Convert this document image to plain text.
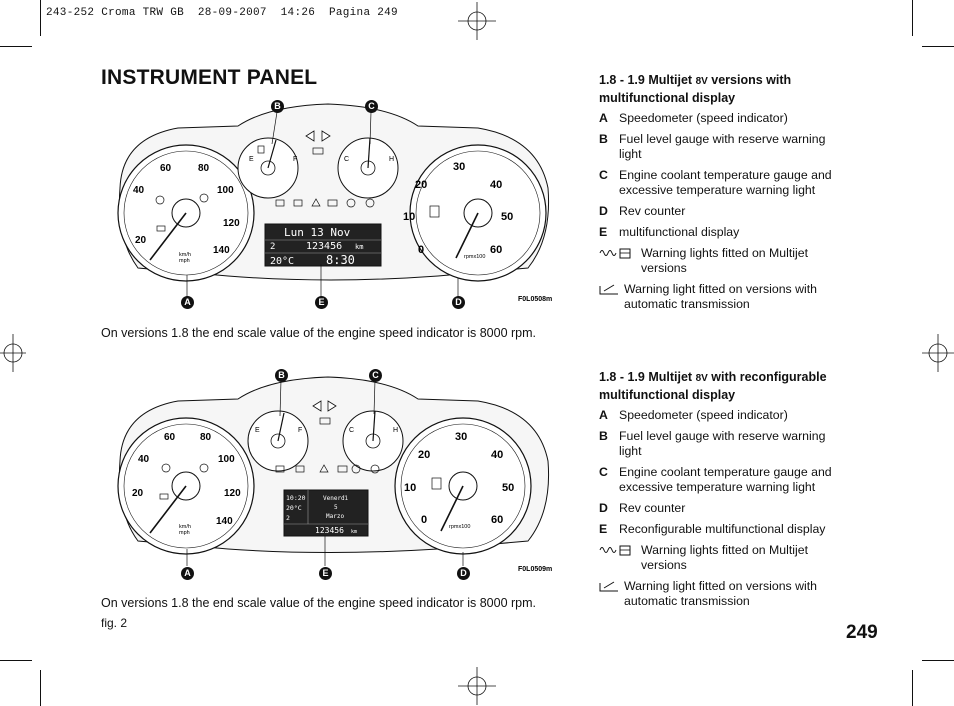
243-252 Croma TRW GB  28-09-2007  14:26  Pagina 249
INSTRUMENT PANEL
20
40
60	80
100
120
140
km/h mph
0
10
20
30
40
50
60
rpmx100
E	F	C	H
Lun 13 Nov
2	123456 km
20°C	8:30
F0L0508m
B	C
A	E	D
On versions 1.8 the end scale value of the engine speed indicator is 8000 rpm.
20
40
60 80
100
120
140
km/h mph
0
10
20
30
40
50
60
rpmx100
E	F	C	H
10:20
20°C
2
Venerdì
5
Marzo
123456 km
F0L0509m
B	C
A	E	D
On versions 1.8 the end scale value of the engine speed indicator is 8000 rpm.
fig. 2	249
1.8 - 1.9 Multijet 8V versions with multifunctional display
A Speedometer (speed indicator)
B Fuel level gauge with reserve warning light
C Engine coolant temperature gauge and excessive temperature warning light
D Rev counter
E multifunctional display
Warning lights fitted on Multijet versions
Warning light fitted on versions with automatic transmission
1.8 - 1.9 Multijet 8V with reconfigurable multifunctional display
A Speedometer (speed indicator)
B Fuel level gauge with reserve warning light
C Engine coolant temperature gauge and excessive temperature warning light
D Rev counter
E Reconfigurable multifunctional display
Warning lights fitted on Multijet versions
Warning light fitted on versions with automatic transmission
###
▶ [Your objective]
Output an exact copy of the material, with the pictures removed.

▶ [Response for this exercise]
Convert this document image to plain text.
243-252 Croma TRW GB  28-09-2007  14:26  Pagina 249
INSTRUMENT PANEL
20
40
60	80
100
120
140
km/h mph
0
10
20
30
40
50
60
rpmx100
E	F	C	H
Lun 13 Nov
2	123456 km
20°C	8:30
F0L0508m
B	C
A	E	D
On versions 1.8 the end scale value of the engine speed indicator is 8000 rpm.
20
40
60 80
100
120
140
km/h mph
0
10
20
30
40
50
60
rpmx100
E	F	C	H
10:20
20°C
2
Venerdì
5
Marzo
123456 km
F0L0509m
B	C
A	E	D
On versions 1.8 the end scale value of the engine speed indicator is 8000 rpm.
fig. 2	249
1.8 - 1.9 Multijet 8V versions with multifunctional display
A Speedometer (speed indicator)
B Fuel level gauge with reserve warning light
C Engine coolant temperature gauge and excessive temperature warning light
D Rev counter
E multifunctional display
Warning lights fitted on Multijet versions
Warning light fitted on versions with automatic transmission
1.8 - 1.9 Multijet 8V with reconfigurable multifunctional display
A Speedometer (speed indicator)
B Fuel level gauge with reserve warning light
C Engine coolant temperature gauge and excessive temperature warning light
D Rev counter
E Reconfigurable multifunctional display
Warning lights fitted on Multijet versions
Warning light fitted on versions with automatic transmission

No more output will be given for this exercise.